Records from a collection:
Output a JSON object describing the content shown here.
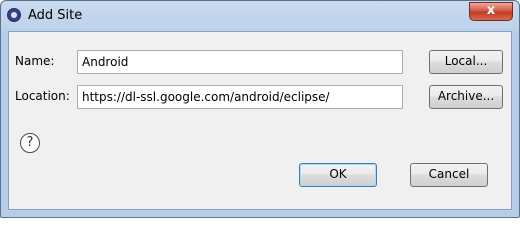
{
  "window": {
    "title": "Add Site",
    "close_glyph": "x"
  },
  "form": {
    "name_label": "Name:",
    "name_value": "Android",
    "location_label": "Location:",
    "location_value": "https://dl-ssl.google.com/android/eclipse/"
  },
  "buttons": {
    "local": "Local...",
    "archive": "Archive...",
    "ok": "OK",
    "cancel": "Cancel",
    "help": "?"
  },
  "icons": {
    "app": "eclipse-icon",
    "help": "help-icon",
    "close": "close-icon"
  }
}
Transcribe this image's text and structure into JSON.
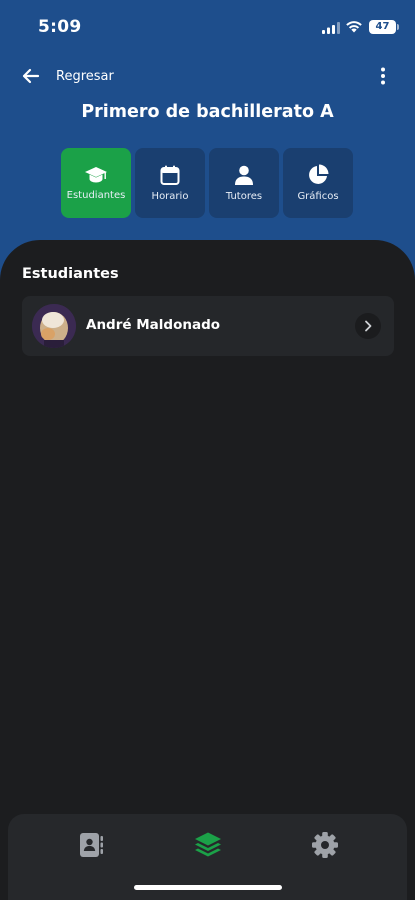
{
  "status_bar": {
    "time": "5:09",
    "battery": "47"
  },
  "header": {
    "back_label": "Regresar",
    "title": "Primero de bachillerato A"
  },
  "tabs": [
    {
      "label": "Estudiantes",
      "icon": "graduation-cap-icon",
      "active": true
    },
    {
      "label": "Horario",
      "icon": "calendar-icon",
      "active": false
    },
    {
      "label": "Tutores",
      "icon": "user-icon",
      "active": false
    },
    {
      "label": "Gráficos",
      "icon": "pie-chart-icon",
      "active": false
    }
  ],
  "main": {
    "section_title": "Estudiantes",
    "students": [
      {
        "name": "André Maldonado"
      }
    ]
  },
  "bottom_nav": [
    {
      "icon": "contacts-book-icon",
      "active": false
    },
    {
      "icon": "layers-icon",
      "active": true
    },
    {
      "icon": "gear-icon",
      "active": false
    }
  ],
  "colors": {
    "header_bg": "#1e4e8c",
    "active_tab": "#1ba148",
    "sheet_bg": "#1c1d1f",
    "accent_green": "#1ba148"
  }
}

Exercise aim → Using the material above, retype each entry exactly and omit the pictures.

Correct response →
Output a JSON object describing the content shown here.
{
  "window": {
    "title": "Add Site",
    "close_glyph": "x"
  },
  "form": {
    "name_label": "Name:",
    "name_value": "Android",
    "location_label": "Location:",
    "location_value": "https://dl-ssl.google.com/android/eclipse/"
  },
  "buttons": {
    "local": "Local...",
    "archive": "Archive...",
    "ok": "OK",
    "cancel": "Cancel",
    "help": "?"
  },
  "icons": {
    "app": "eclipse-icon",
    "help": "help-icon",
    "close": "close-icon"
  }
}
Transcribe this image's text and structure into JSON.
{
  "status_bar": {
    "time": "5:09",
    "battery": "47"
  },
  "header": {
    "back_label": "Regresar",
    "title": "Primero de bachillerato A"
  },
  "tabs": [
    {
      "label": "Estudiantes",
      "icon": "graduation-cap-icon",
      "active": true
    },
    {
      "label": "Horario",
      "icon": "calendar-icon",
      "active": false
    },
    {
      "label": "Tutores",
      "icon": "user-icon",
      "active": false
    },
    {
      "label": "Gráficos",
      "icon": "pie-chart-icon",
      "active": false
    }
  ],
  "main": {
    "section_title": "Estudiantes",
    "students": [
      {
        "name": "André Maldonado"
      }
    ]
  },
  "bottom_nav": [
    {
      "icon": "contacts-book-icon",
      "active": false
    },
    {
      "icon": "layers-icon",
      "active": true
    },
    {
      "icon": "gear-icon",
      "active": false
    }
  ],
  "colors": {
    "header_bg": "#1e4e8c",
    "active_tab": "#1ba148",
    "sheet_bg": "#1c1d1f",
    "accent_green": "#1ba148"
  }
}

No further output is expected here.